**Task directions**
Please carry the post on switching back to Subversion further, picking up right after its last sentence.

Going back to Subversion

14 January 2023
Back in 2021 while I was away from my main personal desktop for an extended period of time due to travel restrictions I experimented with switching my internal website repository over from Mercurial to Subversion. Even though I had remote access to that system I needed to locally keep track of changes so that I could just copy over the files that had changed when the time came for me to return, and I wanted to see whether Subversion was still worth using or whether I should just switch over to Git exclusively. Having built myself a new personal workstation I decided as part of the data migration and tidy-up process I would switch my website and electronics repositories over to Subversion.

Mercurial falling out of favour

When I first looked at distributed version control I opted for Mercurial over Git because at the time Git was a Linux-only thing and was much more complex to both get up-and-running and to use. It was only in 2013 when I was introduced to continuous integration and Agile/Scrum that I really got to understand Git's work-flow and doing the same things in Mercurial involved jumping through hoops. I also came to miss Git's ability to stage files for commit rather than having to list all the files to be committed on the command-line, and at some point in 2014 I wrote a Mercurial extension that implemented a form of this. By this point Mercurial was on its way to losing the mind-set war to Git if it had not done so already and by 2019 Bitbucket had dropped support for it. De-facto I was using Git a lot whereas I was only making basic use of Mercurial for some personal projects, and I often found myself thinking “What is the equivalent of Git's..” and this sent my liking of Mercurial went into decline. Finally I concluded that it would just be a load of extra effort to continue using Mercurial at all.

The motivation to switch

Ironically I originally kept website-related files in a Subversion repository but for reasons long-forgotten I switched over from it to Mercurial — I suspect it may have been in order to just use the one version control system since I used Mercurial a lot at the time for software projects. The website repository is now a bit of a mess including some now long-decommissioned mini-websites mostly dating back to when I was in University, and I planned to tidy it all up before migrating it to a new computer workstation, so this is part of a much bigger clean-up of my personal workstation's home directory. It made sense to have a combined cleanup and switch-over to another version control system. Part of the cleanup is to make backups easier and having a complete snapshot of my previous personal workstation on Blu-Ray means I can go ahead and remove all the material that corresponds to websites I have since either redesigned or shut down.

My work-flows

The big reason for choosing Subversion over Git is the former allows sub-directories to be checked out separately, as well as allowing sections of the same repository to be checked out with a different revision number. This is especially useful when multiple projects are kept in the same repository, which historically is what I have done. With Git working on to different things within the same repository at the same time would involve either switching between branches or cloning a second copy of the repository, which for my purposes neither is a good approach. Aside from using it for websites the other thing I still use Mercurial for is my printed circuit board repository.

(Stored data)
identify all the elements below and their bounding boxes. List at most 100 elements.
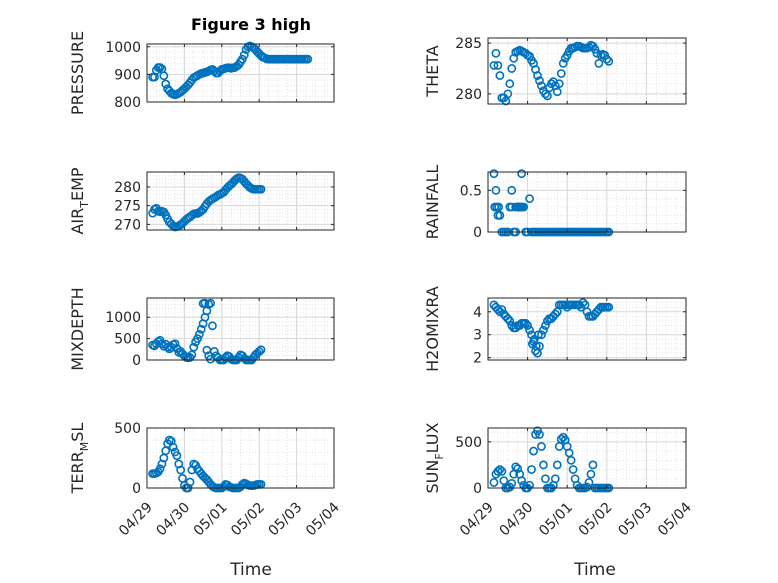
data-point xyxy=(494,202,504,212)
data-point xyxy=(533,330,543,340)
data-point xyxy=(495,210,505,220)
data-point xyxy=(172,451,182,460)
data-point xyxy=(161,79,171,89)
x-tick-label: 05/03 xyxy=(615,500,655,540)
y-axis-label-terr_msl: TERRMSL xyxy=(68,423,91,495)
data-point xyxy=(497,466,507,476)
data-point xyxy=(537,442,546,451)
axes-frame xyxy=(487,171,687,233)
data-point xyxy=(568,465,578,474)
y-tick-label: 900 xyxy=(114,67,141,83)
data-point xyxy=(168,442,178,452)
data-point xyxy=(537,81,546,91)
y-tick-label: 280 xyxy=(455,87,482,103)
data-point xyxy=(185,477,195,487)
data-point xyxy=(491,185,501,195)
data-point xyxy=(527,465,536,474)
data-point xyxy=(535,430,544,439)
data-point xyxy=(206,354,215,364)
y-axis-label-sun_flux: SUNFLUX xyxy=(423,422,446,493)
axes-frame xyxy=(146,427,335,489)
data-point xyxy=(256,345,266,355)
data-point xyxy=(523,321,532,330)
data-point xyxy=(208,321,217,331)
subplot-mixdepth: 0 500 1000 MIXDEPTH xyxy=(68,287,335,371)
data-point xyxy=(155,63,165,72)
data-point xyxy=(176,465,186,475)
data-point xyxy=(584,478,594,487)
y-tick-label: 500 xyxy=(114,332,141,348)
x-axis-label-left: Time xyxy=(229,560,272,580)
data-point xyxy=(541,89,550,99)
data-point xyxy=(541,474,550,484)
data-point xyxy=(578,298,588,307)
data-point xyxy=(552,87,562,97)
x-axis-label-right: Time xyxy=(573,560,616,580)
y-tick-label: 0 xyxy=(473,481,482,497)
y-tick-label: 270 xyxy=(114,217,141,233)
y-axis-label-theta: THETA xyxy=(423,45,442,97)
data-point xyxy=(552,460,562,470)
y-tick-label: 1000 xyxy=(105,40,141,56)
axes-frame xyxy=(146,297,335,361)
data-point xyxy=(489,61,499,70)
data-point xyxy=(256,184,266,194)
y-tick-label: 0 xyxy=(473,225,482,241)
axes-frame xyxy=(487,427,687,489)
data-point xyxy=(495,71,505,80)
data-point xyxy=(604,302,614,312)
data-point xyxy=(511,462,521,472)
data-point xyxy=(507,185,517,195)
x-tick-label: 05/01 xyxy=(191,500,231,540)
data-point xyxy=(554,442,564,451)
data-point xyxy=(558,58,568,68)
data-point xyxy=(521,318,531,328)
y-tick-label: 4 xyxy=(473,305,482,321)
y-tick-label: 280 xyxy=(114,180,141,196)
subplot-h2omixra: 2 3 4 H2OMIXRA xyxy=(423,286,687,372)
data-point xyxy=(155,464,165,474)
subplot-theta: 280 285 THETA xyxy=(423,36,687,106)
axes-frame xyxy=(487,297,687,361)
data-point xyxy=(594,58,604,68)
data-point xyxy=(535,76,544,86)
y-axis-label-air_temp: AIRTEMP xyxy=(68,167,91,234)
axes-frame xyxy=(146,43,335,103)
data-point xyxy=(499,476,509,486)
data-point xyxy=(194,329,204,339)
y-tick-label: 2 xyxy=(473,351,482,367)
data-point xyxy=(539,460,548,470)
data-point xyxy=(533,71,542,80)
data-point xyxy=(303,54,313,64)
x-tick-label: 05/04 xyxy=(655,499,695,539)
data-point xyxy=(513,464,523,474)
data-point xyxy=(161,446,171,456)
x-tick-label: 05/02 xyxy=(228,500,268,540)
subplot-rainfall: 0 0.5 RAINFALL xyxy=(423,165,687,241)
data-point xyxy=(550,474,560,484)
data-point xyxy=(187,350,197,360)
data-point xyxy=(503,314,513,324)
data-point xyxy=(582,482,592,492)
subplot-sun_flux: 0 500 04/29 04/30 05/01 05/02 05/03 05/04 SUNFLU… xyxy=(423,422,695,539)
data-point xyxy=(566,455,576,465)
x-tick-label: 04/29 xyxy=(457,500,497,540)
data-point xyxy=(505,316,515,326)
data-point xyxy=(507,64,517,73)
data-point xyxy=(586,469,596,479)
data-point xyxy=(537,330,546,340)
data-point xyxy=(517,169,527,179)
y-axis-label-pressure: PRESSURE xyxy=(68,31,87,115)
data-point xyxy=(189,342,199,352)
data-point xyxy=(178,473,187,483)
data-point xyxy=(554,79,564,89)
data-point xyxy=(531,341,541,351)
data-point xyxy=(602,54,612,64)
data-point xyxy=(200,298,210,308)
data-point xyxy=(170,339,180,349)
data-point xyxy=(525,194,534,204)
data-point xyxy=(493,305,503,314)
y-tick-label: 1000 xyxy=(105,310,141,326)
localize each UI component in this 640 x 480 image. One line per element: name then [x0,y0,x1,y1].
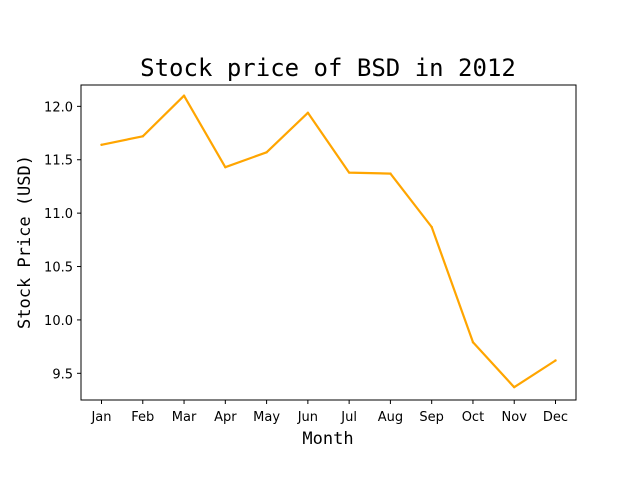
x-tick-label: Jun [297,410,318,425]
series-group [100,94,557,389]
x-tick-label: Dec [543,410,568,425]
y-tick-label: 10.0 [44,314,73,329]
y-axis-label: Stock Price (USD) [15,155,35,329]
x-axis: Jan Feb Mar Apr May Jun Jul Aug Sep Oct Nov Dec [90,400,568,425]
y-tick-label: 9.5 [52,367,73,382]
y-tick-label: 10.5 [44,261,73,276]
x-axis-label: Month [302,429,353,449]
x-tick-label: May [253,410,280,425]
y-tick-label: 11.5 [44,154,73,169]
data-point-jun [306,111,310,114]
data-point-nov [513,385,516,389]
x-tick-label: Oct [462,410,484,425]
x-tick-label: Jul [340,410,357,425]
y-tick-label: 12.0 [44,100,73,115]
x-tick-label: Nov [502,410,528,425]
x-tick-label: Apr [214,410,237,425]
data-point-sep [430,225,433,229]
x-tick-label: Sep [419,410,444,425]
plot-area: Jan Feb Mar Apr May Jun Jul Aug Sep Oct Nov Dec 9.5… [44,84,577,425]
data-point-mar [182,94,186,97]
data-point-jul [347,171,351,174]
y-axis: 9.5 10.0 10.5 11.0 11.5 12.0 [44,100,81,382]
x-tick-label: Mar [172,410,197,425]
series-line [100,94,557,389]
chart-title: Stock price of BSD in 2012 [140,54,516,82]
y-tick-label: 11.0 [44,207,73,222]
data-point-may [265,151,268,154]
x-tick-label: Jan [90,410,111,425]
data-point-aug [389,172,392,175]
x-tick-label: Aug [378,410,403,425]
x-tick-label: Feb [131,410,154,425]
plot-frame [80,84,577,401]
data-point-jan [100,143,103,146]
data-point-oct [471,341,475,344]
data-point-feb [141,135,144,138]
data-point-dec [554,359,557,362]
data-point-apr [224,166,227,169]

**Expected output**
Website drafting procedure

My work-flow for web articles is to use a separate Bitbucket repository for drafting, since I normally draft them as stand-alone HTML files rather than in the format my web-server setup uses. It is only at publication time that they are pulled into my main website repository, so Subversion's “inferior” support for different work-flows is irrelevant to my requirements. Commits within this main repository generally correspond with synchronisations with my live webserver rather than different stages of writing so Git being the far superior tool to aid development is simply of no help to me here — Git does indeed help with writing but I have a separate repository for that.

I don't know the underlying details but Subversion to my knowledge is a lot better at handling binary files than Git, which is a major plus point given the large number of images — and a few videos although the vast majority have been excluded — that my website has. In fact binary files are about 99% of the total file space used. I almost always do drafting and development outside of this main repository so I have no interest in things like branching, and for my purposes Subversion being essentially a versioned file-system suits me fine. There are Git extensions that are designed for handling large binary files but to me that just seems like extra hassle.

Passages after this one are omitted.